### Directive:
Transcribe the material below exactly as it appears.

### Available data:
•••••

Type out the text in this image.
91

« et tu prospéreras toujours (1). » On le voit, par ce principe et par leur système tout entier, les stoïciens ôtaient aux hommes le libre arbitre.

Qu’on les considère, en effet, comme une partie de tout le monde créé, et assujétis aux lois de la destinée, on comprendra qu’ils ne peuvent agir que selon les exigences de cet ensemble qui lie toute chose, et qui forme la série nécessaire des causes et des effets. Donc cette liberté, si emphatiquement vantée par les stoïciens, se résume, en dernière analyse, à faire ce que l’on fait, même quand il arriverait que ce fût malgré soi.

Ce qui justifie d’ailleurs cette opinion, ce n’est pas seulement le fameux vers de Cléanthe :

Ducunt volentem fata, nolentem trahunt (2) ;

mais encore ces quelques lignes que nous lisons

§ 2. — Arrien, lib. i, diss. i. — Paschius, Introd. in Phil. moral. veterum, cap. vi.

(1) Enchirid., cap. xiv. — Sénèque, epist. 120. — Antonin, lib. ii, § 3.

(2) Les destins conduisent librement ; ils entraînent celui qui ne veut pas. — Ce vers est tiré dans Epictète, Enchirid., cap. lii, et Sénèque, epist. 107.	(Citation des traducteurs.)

•••••

### The solution:
Type out the text in this image.
91

« et tu prospéreras toujours (1). » On le voit, par ce principe et par leur système tout entier, les stoïciens ôtaient aux hommes le libre arbitre.

Qu’on les considère, en effet, comme une partie de tout le monde créé, et assujétis aux lois de la destinée, on comprendra qu’ils ne peuvent agir que selon les exigences de cet ensemble qui lie toute chose, et qui forme la série nécessaire des causes et des effets. Donc cette liberté, si emphatiquement vantée par les stoïciens, se résume, en dernière analyse, à faire ce que l’on fait, même quand il arriverait que ce fût malgré soi.

Ce qui justifie d’ailleurs cette opinion, ce n’est pas seulement le fameux vers de Cléanthe :

Ducunt volentem fata, nolentem trahunt (2) ;

mais encore ces quelques lignes que nous lisons

§ 2. — Arrien, lib. i, diss. i. — Paschius, Introd. in Phil. moral. veterum, cap. vi.

(1) Enchirid., cap. xiv. — Sénèque, epist. 120. — Antonin, lib. ii, § 3.

(2) Les destins conduisent librement ; ils entraînent celui qui ne veut pas. — Ce vers est tiré dans Epictète, Enchirid., cap. lii, et Sénèque, epist. 107.	(Citation des traducteurs.)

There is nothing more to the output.